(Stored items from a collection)
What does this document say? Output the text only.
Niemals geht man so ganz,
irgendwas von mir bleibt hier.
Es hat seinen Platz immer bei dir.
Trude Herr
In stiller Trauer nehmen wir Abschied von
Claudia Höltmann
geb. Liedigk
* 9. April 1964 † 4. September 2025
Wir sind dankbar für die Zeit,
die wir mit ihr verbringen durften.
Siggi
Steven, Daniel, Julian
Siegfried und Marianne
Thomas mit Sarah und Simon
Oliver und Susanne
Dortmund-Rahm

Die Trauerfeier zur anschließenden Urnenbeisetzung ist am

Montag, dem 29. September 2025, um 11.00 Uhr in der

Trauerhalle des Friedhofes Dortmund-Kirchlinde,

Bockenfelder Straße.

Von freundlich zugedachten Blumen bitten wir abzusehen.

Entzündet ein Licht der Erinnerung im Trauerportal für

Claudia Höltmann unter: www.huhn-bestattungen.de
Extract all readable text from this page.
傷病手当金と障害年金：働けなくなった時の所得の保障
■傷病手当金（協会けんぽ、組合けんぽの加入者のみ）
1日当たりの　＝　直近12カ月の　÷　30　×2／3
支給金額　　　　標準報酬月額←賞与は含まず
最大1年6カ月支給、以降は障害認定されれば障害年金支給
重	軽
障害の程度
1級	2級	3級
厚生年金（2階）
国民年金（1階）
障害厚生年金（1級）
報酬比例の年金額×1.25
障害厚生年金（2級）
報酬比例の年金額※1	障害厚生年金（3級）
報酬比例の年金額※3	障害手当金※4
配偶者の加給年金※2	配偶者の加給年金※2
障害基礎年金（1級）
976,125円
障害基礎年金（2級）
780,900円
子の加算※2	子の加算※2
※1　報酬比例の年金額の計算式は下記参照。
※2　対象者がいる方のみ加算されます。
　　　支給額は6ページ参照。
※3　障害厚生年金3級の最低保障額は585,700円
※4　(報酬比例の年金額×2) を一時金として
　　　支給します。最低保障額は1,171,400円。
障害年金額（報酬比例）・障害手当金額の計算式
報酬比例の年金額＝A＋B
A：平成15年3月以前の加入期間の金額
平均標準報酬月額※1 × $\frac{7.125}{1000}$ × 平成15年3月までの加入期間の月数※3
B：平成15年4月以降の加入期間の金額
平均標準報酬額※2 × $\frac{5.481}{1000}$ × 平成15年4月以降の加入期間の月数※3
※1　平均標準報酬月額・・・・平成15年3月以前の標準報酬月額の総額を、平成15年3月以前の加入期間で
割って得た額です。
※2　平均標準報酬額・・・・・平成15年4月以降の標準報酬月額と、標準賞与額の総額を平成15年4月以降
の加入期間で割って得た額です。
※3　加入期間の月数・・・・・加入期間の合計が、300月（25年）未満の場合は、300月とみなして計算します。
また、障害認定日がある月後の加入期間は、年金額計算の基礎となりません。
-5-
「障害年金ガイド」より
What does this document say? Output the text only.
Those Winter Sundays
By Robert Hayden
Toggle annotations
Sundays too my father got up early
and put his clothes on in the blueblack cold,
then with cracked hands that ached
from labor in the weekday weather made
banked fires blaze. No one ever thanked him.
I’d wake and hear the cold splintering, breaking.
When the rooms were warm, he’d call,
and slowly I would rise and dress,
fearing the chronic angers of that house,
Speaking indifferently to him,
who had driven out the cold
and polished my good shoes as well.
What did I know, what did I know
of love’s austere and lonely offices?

◆ **What this task involves**: All lines of the data above that include the word "Dortmund" must be shown.

◆ **Result**:
Dortmund-Rahm
Trauerhalle des Friedhofes Dortmund-Kirchlinde,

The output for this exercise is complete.